**WRITTEN PROBLEM**
Look through the data below and report how many lines include "Lantana". Only the number should be given.

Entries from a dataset
* BEGIN *

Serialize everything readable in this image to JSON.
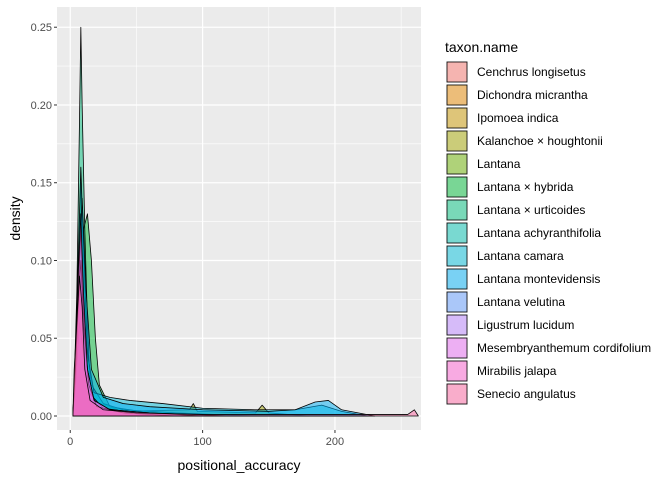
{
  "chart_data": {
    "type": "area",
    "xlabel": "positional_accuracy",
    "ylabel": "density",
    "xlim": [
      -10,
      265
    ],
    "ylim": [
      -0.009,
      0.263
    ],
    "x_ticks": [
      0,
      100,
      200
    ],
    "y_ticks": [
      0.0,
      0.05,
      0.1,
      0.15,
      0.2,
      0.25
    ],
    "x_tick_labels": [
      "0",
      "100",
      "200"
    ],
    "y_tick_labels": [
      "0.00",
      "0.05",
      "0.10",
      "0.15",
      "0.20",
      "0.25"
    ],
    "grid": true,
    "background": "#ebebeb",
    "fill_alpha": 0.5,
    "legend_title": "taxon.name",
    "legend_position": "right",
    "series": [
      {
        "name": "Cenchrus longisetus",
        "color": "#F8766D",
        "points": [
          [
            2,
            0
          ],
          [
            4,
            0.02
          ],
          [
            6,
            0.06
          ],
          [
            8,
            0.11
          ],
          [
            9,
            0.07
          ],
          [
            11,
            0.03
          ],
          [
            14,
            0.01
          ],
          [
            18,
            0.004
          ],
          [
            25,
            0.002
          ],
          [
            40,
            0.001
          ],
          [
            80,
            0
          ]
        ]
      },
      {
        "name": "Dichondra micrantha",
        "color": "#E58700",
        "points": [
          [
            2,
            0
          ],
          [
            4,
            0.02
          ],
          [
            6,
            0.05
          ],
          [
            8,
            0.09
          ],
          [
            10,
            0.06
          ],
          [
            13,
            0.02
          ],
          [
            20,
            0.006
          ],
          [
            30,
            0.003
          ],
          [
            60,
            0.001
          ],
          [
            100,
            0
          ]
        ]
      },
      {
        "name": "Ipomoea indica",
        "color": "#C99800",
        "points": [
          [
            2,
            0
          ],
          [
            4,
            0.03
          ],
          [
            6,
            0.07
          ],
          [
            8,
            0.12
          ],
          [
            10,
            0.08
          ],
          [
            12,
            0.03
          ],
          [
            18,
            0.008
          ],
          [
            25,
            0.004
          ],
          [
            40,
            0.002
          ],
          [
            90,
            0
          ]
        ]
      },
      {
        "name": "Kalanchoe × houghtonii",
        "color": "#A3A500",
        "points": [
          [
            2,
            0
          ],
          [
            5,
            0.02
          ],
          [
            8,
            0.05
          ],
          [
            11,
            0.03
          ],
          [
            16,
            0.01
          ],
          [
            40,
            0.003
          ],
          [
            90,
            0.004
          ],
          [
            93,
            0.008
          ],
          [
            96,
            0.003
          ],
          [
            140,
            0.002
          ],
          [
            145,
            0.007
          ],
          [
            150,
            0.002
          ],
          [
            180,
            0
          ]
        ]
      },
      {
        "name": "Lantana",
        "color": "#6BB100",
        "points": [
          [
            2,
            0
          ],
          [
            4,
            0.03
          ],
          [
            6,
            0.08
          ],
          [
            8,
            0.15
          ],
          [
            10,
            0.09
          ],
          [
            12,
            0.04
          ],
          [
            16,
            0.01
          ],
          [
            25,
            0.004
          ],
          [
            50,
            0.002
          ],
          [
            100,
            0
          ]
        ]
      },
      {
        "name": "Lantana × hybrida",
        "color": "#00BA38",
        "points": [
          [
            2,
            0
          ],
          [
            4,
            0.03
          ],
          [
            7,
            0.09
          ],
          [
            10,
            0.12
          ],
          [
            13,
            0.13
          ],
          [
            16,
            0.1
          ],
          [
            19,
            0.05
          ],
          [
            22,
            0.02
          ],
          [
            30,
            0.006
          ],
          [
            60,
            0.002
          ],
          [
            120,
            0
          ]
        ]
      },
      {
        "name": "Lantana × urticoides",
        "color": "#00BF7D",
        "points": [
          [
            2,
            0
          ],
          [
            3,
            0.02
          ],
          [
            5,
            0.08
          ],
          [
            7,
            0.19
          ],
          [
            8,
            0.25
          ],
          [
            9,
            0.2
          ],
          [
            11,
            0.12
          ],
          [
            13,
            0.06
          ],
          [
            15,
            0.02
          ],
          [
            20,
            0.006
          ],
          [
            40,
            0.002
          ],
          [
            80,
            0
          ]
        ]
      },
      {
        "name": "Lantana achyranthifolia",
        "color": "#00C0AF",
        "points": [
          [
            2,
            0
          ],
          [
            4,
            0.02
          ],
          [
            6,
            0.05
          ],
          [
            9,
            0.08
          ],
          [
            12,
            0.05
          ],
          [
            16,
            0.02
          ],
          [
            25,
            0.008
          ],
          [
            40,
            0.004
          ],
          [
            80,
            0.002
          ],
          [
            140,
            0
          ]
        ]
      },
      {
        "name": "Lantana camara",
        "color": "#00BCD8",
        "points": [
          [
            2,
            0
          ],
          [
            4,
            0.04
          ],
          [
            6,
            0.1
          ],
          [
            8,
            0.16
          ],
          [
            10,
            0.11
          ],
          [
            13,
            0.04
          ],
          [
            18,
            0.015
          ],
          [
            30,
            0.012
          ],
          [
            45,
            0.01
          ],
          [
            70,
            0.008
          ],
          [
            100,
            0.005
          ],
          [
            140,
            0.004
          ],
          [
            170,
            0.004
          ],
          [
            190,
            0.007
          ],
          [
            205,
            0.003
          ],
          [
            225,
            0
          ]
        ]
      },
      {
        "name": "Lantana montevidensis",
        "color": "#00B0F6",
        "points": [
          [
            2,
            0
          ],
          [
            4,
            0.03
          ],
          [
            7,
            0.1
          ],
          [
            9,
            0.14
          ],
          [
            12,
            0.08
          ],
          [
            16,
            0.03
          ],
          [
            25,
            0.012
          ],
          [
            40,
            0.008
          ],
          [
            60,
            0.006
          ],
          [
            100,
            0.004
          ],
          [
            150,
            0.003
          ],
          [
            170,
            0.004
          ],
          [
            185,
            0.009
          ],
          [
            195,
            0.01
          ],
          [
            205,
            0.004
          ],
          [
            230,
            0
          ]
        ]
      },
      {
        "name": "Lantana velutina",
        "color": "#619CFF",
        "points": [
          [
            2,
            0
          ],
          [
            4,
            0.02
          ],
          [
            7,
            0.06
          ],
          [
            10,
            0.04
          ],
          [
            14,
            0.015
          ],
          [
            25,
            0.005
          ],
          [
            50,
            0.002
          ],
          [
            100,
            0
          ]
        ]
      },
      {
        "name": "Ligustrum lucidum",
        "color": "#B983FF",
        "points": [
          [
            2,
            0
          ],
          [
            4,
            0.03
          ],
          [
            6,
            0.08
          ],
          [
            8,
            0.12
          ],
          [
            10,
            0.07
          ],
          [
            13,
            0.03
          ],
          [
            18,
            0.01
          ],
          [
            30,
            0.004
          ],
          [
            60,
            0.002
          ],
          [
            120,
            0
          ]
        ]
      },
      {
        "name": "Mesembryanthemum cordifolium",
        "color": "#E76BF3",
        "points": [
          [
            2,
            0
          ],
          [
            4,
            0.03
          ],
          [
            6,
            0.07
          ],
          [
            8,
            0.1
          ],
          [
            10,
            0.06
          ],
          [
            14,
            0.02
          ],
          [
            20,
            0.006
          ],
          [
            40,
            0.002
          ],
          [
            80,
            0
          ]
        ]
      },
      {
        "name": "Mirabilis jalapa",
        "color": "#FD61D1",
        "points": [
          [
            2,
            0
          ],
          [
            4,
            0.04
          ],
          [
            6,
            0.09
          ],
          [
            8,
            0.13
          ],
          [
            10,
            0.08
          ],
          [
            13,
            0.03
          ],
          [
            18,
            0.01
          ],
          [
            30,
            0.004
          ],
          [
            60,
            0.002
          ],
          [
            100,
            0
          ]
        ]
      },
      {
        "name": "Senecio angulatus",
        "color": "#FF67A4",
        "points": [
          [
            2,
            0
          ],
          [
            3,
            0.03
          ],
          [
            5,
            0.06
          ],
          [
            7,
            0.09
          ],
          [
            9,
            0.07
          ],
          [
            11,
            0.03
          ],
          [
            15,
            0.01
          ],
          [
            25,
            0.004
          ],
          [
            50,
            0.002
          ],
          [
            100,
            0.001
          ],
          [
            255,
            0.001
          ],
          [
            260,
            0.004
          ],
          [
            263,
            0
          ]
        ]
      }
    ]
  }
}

* END *
* BEGIN *

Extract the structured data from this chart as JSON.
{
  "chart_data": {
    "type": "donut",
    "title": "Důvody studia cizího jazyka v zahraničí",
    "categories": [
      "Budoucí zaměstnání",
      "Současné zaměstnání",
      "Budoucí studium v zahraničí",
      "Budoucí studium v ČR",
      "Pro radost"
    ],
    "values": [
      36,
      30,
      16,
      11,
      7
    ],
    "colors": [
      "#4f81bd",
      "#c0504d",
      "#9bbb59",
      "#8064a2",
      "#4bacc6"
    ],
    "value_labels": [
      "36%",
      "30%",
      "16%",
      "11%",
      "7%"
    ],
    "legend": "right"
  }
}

* END *

**FULL ANSWER**
7